>> begin Listed records

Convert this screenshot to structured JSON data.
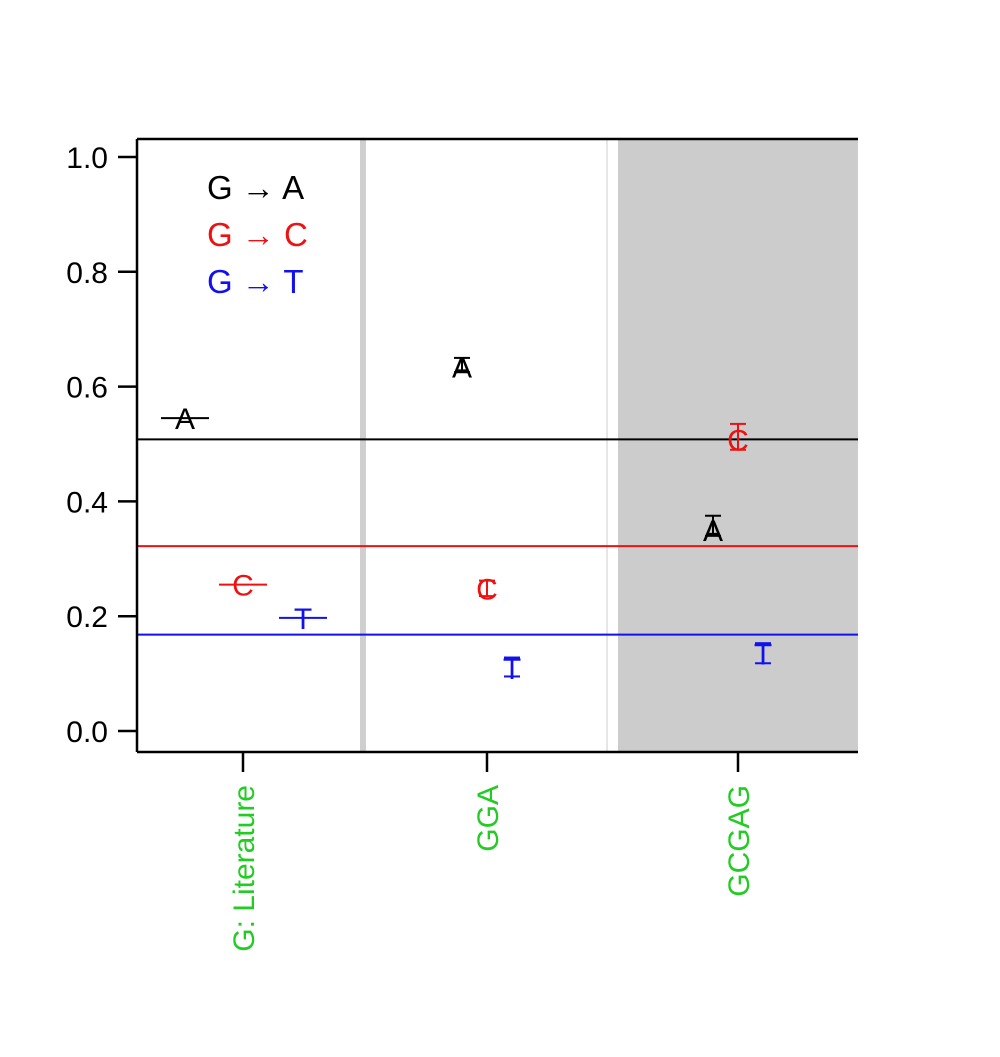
{
  "chart_data": {
    "type": "scatter",
    "title": "",
    "xlabel": "",
    "ylabel": "",
    "ylim": [
      -0.04,
      1.03
    ],
    "yticks": [
      "0.0",
      "0.2",
      "0.4",
      "0.6",
      "0.8",
      "1.0"
    ],
    "grid": false,
    "legend_position": "top-left",
    "categories": [
      "G: Literature",
      "GGA",
      "GCGAG"
    ],
    "category_color": "#22cc22",
    "panels": [
      {
        "category": "G: Literature",
        "shaded": false
      },
      {
        "category": "GGA",
        "shaded": false
      },
      {
        "category": "GCGAG",
        "shaded": true
      }
    ],
    "series": [
      {
        "name": "G → A",
        "symbol": "A",
        "color": "#000000",
        "reference_line": 0.508,
        "points": [
          {
            "category": "G: Literature",
            "value": 0.545,
            "low": 0.545,
            "high": 0.545
          },
          {
            "category": "GGA",
            "value": 0.635,
            "low": 0.625,
            "high": 0.65
          },
          {
            "category": "GCGAG",
            "value": 0.35,
            "low": 0.34,
            "high": 0.375
          }
        ]
      },
      {
        "name": "G → C",
        "symbol": "C",
        "color": "#ee1111",
        "reference_line": 0.322,
        "points": [
          {
            "category": "G: Literature",
            "value": 0.255,
            "low": 0.255,
            "high": 0.255
          },
          {
            "category": "GGA",
            "value": 0.248,
            "low": 0.235,
            "high": 0.262
          },
          {
            "category": "GCGAG",
            "value": 0.508,
            "low": 0.49,
            "high": 0.535
          }
        ]
      },
      {
        "name": "G → T",
        "symbol": "T",
        "color": "#1111ee",
        "reference_line": 0.168,
        "points": [
          {
            "category": "G: Literature",
            "value": 0.197,
            "low": 0.197,
            "high": 0.197
          },
          {
            "category": "GGA",
            "value": 0.11,
            "low": 0.095,
            "high": 0.128
          },
          {
            "category": "GCGAG",
            "value": 0.135,
            "low": 0.118,
            "high": 0.153
          }
        ]
      }
    ]
  }
}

>> end Listed records

* What is being asked: Note how many lines of the material contain the string "high". Then report that number by itself.

* Solution for this task: 9